Note how many lines in the entries contain the string "coleta", then give that number and nothing else.
--- Start Provided records ---
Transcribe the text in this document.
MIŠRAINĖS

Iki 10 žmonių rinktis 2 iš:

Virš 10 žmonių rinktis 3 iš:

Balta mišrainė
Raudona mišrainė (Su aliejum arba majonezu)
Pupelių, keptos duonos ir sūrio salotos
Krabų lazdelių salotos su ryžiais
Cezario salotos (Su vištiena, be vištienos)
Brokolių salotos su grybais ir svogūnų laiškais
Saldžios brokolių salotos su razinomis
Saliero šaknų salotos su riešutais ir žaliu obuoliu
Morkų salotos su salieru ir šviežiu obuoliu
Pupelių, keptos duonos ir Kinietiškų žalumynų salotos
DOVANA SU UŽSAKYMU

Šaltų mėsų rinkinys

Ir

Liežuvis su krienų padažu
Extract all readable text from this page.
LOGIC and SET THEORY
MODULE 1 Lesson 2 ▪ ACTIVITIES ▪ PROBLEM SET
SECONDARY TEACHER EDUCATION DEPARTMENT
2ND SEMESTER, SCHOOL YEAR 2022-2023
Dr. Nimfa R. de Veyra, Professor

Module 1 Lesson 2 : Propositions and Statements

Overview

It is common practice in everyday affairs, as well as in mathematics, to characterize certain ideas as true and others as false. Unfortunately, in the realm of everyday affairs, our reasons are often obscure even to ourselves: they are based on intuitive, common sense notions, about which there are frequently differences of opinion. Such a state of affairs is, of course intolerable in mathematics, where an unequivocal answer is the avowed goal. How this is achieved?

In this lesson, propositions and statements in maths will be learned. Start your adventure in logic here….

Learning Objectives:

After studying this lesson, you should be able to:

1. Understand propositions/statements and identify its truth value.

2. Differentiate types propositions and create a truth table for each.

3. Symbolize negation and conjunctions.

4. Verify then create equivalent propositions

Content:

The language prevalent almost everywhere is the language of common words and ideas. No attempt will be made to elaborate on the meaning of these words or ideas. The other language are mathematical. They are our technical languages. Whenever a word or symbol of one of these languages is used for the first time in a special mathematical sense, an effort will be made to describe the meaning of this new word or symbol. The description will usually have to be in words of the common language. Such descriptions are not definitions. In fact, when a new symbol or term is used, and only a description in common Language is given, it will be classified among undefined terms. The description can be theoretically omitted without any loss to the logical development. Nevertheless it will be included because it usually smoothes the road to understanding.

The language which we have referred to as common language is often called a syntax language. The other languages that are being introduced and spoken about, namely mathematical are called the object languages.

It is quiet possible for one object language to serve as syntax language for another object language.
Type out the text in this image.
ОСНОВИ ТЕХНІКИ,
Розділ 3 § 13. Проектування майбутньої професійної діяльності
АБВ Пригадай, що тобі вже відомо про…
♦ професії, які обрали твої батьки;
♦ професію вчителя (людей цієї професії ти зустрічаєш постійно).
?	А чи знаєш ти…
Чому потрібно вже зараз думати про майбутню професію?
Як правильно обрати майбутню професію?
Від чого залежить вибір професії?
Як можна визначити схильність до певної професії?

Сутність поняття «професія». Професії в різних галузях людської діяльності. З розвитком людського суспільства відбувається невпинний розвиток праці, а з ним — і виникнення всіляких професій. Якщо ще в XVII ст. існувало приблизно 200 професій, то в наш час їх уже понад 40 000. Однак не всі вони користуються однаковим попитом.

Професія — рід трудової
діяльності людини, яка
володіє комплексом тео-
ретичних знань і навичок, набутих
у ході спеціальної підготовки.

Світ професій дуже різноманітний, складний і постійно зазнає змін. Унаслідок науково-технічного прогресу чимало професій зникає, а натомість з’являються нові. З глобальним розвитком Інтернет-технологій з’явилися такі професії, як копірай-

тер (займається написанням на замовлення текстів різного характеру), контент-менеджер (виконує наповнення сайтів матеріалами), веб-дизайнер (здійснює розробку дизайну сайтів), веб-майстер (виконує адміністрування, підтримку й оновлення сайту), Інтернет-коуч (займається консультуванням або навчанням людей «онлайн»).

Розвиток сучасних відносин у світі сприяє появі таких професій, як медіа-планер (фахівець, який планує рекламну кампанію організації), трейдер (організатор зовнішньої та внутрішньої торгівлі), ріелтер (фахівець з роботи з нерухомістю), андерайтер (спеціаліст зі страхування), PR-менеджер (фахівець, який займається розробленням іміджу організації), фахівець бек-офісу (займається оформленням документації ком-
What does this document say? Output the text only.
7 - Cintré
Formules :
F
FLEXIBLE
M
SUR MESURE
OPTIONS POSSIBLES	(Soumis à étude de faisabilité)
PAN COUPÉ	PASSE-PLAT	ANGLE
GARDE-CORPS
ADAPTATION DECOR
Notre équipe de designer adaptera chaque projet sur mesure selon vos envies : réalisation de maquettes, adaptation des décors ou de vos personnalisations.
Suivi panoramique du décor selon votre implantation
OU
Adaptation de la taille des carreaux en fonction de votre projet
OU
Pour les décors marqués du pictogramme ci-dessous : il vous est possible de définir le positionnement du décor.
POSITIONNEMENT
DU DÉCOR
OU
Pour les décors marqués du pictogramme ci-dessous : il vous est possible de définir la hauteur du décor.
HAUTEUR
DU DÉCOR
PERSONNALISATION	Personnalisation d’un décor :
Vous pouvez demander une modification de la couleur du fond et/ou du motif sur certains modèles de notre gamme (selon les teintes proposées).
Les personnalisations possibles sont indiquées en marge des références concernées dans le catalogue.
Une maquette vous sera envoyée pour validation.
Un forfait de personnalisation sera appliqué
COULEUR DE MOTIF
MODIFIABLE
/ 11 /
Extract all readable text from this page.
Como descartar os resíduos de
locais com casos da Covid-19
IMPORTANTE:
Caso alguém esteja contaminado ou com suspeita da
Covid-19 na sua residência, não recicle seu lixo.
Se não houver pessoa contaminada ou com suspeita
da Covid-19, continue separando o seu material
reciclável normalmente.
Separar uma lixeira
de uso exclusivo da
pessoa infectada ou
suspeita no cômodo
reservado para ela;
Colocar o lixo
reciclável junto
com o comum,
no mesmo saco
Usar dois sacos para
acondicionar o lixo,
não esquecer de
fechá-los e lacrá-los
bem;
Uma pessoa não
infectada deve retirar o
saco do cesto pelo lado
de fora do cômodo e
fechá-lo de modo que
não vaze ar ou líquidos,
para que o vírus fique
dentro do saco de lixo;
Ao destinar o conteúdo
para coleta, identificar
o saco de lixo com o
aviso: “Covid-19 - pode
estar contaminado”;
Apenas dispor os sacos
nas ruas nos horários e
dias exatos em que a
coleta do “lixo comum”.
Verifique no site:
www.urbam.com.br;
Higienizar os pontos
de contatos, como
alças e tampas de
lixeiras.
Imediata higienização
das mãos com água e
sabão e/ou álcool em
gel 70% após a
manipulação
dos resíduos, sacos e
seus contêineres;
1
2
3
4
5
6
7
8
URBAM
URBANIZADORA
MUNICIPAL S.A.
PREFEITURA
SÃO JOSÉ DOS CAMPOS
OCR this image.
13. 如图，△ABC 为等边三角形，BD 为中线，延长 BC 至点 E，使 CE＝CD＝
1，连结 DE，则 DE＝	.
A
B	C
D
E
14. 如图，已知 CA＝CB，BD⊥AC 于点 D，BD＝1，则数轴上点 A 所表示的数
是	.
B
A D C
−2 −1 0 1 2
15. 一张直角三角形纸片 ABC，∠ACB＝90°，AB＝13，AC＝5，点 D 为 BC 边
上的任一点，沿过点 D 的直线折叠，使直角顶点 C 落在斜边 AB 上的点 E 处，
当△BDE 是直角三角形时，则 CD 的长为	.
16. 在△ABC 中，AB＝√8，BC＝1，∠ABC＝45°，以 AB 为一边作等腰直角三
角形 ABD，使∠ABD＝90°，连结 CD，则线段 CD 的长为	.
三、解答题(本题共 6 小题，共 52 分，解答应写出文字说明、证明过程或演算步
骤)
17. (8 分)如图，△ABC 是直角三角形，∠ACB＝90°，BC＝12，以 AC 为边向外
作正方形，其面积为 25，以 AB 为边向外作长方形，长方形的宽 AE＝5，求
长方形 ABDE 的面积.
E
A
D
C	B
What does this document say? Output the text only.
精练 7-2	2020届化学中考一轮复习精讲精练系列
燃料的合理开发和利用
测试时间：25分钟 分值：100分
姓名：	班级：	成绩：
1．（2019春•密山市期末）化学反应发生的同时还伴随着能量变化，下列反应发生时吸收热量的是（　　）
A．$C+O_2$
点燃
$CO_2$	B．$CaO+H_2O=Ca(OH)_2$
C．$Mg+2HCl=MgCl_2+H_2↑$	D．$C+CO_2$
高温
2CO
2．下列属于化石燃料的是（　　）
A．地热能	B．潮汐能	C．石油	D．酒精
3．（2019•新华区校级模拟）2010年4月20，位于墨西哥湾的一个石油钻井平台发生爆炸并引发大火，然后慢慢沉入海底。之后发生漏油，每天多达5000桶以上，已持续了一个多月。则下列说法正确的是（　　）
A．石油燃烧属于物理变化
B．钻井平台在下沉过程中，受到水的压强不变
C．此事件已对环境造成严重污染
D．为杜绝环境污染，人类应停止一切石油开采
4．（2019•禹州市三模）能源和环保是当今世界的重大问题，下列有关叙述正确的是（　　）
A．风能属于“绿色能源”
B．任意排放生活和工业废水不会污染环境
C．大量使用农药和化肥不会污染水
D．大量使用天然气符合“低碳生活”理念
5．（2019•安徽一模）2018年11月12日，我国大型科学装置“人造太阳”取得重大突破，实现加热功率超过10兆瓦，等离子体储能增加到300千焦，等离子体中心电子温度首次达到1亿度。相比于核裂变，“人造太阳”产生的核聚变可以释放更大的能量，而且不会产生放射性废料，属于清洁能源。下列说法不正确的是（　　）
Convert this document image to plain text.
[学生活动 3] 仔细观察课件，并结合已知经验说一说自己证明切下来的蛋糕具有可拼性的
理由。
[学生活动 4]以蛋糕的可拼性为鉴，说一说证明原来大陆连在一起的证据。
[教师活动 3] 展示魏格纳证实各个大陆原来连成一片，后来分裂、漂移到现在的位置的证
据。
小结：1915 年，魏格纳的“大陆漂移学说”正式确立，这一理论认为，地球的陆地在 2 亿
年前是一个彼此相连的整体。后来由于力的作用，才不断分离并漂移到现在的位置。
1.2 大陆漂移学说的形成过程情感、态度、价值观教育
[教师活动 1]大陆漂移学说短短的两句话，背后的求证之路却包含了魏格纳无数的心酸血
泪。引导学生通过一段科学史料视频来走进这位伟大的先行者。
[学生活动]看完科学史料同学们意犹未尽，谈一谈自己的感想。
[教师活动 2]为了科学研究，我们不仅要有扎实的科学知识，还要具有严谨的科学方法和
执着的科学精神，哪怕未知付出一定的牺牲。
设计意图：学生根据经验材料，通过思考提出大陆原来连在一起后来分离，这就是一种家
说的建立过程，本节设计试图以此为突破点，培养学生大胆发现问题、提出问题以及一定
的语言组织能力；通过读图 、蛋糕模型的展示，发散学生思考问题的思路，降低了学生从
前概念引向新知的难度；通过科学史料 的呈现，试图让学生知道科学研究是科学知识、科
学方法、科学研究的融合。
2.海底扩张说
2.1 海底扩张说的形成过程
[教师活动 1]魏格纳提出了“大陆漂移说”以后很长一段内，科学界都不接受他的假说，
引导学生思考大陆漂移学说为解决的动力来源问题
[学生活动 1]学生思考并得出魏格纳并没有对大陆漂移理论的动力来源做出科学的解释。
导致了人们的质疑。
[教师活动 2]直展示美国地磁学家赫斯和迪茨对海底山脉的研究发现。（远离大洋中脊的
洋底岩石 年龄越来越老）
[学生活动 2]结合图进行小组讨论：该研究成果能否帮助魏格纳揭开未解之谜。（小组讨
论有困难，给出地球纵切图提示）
--- End Provided records ---
Expected output — 2